[start of Information shown]

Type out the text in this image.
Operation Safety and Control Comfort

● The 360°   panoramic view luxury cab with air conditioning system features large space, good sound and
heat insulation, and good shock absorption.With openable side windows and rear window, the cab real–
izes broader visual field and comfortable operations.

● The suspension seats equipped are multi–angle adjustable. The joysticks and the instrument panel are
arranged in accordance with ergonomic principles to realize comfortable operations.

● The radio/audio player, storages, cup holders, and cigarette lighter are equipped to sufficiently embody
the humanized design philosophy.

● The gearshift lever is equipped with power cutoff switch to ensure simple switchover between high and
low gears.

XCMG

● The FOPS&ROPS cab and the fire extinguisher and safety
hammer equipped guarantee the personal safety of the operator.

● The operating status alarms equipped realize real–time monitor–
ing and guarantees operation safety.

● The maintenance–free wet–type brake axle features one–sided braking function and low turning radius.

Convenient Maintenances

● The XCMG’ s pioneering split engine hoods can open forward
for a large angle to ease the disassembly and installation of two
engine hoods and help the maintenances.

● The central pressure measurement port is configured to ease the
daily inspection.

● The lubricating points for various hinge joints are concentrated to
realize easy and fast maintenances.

[end of Information shown]

→ **Task to complete**
Output every entry shown above, exactly.

→ **Output**
Type out the text in this image.
Operation Safety and Control Comfort

● The 360°   panoramic view luxury cab with air conditioning system features large space, good sound and
heat insulation, and good shock absorption.With openable side windows and rear window, the cab real–
izes broader visual field and comfortable operations.

● The suspension seats equipped are multi–angle adjustable. The joysticks and the instrument panel are
arranged in accordance with ergonomic principles to realize comfortable operations.

● The radio/audio player, storages, cup holders, and cigarette lighter are equipped to sufficiently embody
the humanized design philosophy.

● The gearshift lever is equipped with power cutoff switch to ensure simple switchover between high and
low gears.

XCMG

● The FOPS&ROPS cab and the fire extinguisher and safety
hammer equipped guarantee the personal safety of the operator.

● The operating status alarms equipped realize real–time monitor–
ing and guarantees operation safety.

● The maintenance–free wet–type brake axle features one–sided braking function and low turning radius.

Convenient Maintenances

● The XCMG’ s pioneering split engine hoods can open forward
for a large angle to ease the disassembly and installation of two
engine hoods and help the maintenances.

● The central pressure measurement port is configured to ease the
daily inspection.

● The lubricating points for various hinge joints are concentrated to
realize easy and fast maintenances.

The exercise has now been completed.